Brief:
Across the listing below, how many lines hold "dashed"? Reply with the number by itself.

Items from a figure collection
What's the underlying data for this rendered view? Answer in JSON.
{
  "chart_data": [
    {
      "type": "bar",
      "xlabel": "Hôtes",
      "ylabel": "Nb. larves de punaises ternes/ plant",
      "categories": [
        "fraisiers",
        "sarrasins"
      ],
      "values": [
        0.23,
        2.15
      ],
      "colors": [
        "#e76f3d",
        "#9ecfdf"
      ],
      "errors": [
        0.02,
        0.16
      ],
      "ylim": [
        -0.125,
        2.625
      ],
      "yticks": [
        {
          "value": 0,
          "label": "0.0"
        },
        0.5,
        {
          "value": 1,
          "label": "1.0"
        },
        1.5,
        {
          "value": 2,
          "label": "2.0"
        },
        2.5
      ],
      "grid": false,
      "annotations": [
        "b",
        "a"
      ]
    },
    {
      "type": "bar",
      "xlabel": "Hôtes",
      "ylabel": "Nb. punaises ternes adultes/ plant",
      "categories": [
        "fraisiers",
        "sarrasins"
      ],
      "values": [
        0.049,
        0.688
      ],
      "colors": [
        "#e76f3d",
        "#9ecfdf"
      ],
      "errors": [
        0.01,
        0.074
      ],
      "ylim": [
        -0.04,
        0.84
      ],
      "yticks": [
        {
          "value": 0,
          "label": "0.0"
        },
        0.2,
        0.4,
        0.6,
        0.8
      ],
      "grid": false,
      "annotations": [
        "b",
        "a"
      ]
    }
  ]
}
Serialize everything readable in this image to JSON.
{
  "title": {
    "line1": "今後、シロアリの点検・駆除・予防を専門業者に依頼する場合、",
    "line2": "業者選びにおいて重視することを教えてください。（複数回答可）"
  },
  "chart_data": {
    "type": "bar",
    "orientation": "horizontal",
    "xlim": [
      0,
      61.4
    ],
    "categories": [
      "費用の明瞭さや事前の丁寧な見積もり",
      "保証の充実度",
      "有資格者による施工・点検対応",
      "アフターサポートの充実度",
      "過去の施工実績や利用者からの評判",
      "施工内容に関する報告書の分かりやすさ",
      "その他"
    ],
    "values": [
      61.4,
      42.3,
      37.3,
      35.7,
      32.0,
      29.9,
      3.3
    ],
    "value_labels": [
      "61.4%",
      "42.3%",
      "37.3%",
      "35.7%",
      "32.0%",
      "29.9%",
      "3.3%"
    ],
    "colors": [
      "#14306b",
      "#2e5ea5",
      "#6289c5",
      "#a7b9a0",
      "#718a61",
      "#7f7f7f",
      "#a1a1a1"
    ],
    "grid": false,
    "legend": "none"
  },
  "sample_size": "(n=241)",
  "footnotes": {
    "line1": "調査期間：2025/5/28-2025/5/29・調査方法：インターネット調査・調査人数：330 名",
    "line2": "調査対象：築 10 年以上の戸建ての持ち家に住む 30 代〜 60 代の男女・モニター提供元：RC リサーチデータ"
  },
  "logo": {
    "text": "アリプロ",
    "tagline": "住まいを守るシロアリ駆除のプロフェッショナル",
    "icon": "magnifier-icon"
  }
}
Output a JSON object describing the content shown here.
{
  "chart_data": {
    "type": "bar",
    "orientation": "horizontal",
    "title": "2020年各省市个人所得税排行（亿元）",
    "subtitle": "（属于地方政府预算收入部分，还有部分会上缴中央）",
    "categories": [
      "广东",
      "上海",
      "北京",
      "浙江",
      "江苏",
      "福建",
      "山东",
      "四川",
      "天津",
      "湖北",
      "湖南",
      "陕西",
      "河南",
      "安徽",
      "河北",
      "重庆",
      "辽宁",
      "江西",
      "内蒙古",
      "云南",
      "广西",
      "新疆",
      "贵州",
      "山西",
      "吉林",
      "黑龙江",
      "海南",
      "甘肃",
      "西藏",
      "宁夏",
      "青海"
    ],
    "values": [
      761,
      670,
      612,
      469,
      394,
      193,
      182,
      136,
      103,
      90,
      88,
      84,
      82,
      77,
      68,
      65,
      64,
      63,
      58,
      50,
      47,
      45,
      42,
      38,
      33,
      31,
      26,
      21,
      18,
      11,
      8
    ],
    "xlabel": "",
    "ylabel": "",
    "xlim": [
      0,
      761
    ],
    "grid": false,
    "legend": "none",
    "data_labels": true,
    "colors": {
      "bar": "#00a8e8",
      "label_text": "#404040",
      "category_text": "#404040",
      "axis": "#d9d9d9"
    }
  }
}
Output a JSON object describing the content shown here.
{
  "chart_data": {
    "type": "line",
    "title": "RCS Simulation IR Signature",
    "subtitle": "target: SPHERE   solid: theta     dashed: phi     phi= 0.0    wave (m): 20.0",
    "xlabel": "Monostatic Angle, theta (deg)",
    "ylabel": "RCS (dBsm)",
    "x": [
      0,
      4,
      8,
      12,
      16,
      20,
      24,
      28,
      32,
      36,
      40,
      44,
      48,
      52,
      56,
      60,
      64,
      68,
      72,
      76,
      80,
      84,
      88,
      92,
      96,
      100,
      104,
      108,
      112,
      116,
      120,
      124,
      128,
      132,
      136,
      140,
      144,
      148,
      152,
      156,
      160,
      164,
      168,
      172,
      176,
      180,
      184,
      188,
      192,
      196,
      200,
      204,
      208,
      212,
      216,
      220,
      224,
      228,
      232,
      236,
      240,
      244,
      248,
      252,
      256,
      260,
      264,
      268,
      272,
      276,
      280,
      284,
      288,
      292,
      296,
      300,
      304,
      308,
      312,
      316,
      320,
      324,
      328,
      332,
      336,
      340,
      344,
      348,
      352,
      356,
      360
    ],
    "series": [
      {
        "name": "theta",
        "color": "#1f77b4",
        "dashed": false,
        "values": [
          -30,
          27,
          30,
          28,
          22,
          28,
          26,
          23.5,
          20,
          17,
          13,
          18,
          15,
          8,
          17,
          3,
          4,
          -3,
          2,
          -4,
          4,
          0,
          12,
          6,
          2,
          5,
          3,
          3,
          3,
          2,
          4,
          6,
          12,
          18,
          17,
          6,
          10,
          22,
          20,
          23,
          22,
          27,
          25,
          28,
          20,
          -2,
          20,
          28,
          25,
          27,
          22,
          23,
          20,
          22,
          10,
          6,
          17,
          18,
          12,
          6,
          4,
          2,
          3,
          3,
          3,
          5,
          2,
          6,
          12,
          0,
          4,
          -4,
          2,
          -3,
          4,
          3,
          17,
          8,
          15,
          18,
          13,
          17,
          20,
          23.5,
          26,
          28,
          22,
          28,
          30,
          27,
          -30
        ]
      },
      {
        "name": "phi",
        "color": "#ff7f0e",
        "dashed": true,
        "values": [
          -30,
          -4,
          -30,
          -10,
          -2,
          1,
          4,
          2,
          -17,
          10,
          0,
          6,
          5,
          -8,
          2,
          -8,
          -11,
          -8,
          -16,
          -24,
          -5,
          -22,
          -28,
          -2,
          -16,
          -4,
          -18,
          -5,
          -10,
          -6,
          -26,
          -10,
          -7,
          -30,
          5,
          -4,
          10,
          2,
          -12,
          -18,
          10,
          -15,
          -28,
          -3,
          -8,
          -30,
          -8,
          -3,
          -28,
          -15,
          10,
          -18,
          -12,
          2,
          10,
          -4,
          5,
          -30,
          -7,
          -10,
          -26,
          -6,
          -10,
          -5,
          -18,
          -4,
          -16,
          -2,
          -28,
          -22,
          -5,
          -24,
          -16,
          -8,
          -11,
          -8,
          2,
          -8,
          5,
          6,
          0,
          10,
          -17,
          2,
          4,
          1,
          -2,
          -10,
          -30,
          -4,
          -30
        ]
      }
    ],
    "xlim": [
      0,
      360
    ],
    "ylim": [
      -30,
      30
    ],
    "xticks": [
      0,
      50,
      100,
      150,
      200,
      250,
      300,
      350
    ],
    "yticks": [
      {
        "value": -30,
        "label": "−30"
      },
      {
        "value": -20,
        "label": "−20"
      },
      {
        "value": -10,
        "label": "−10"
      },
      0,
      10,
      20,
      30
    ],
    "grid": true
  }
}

Correct response:
3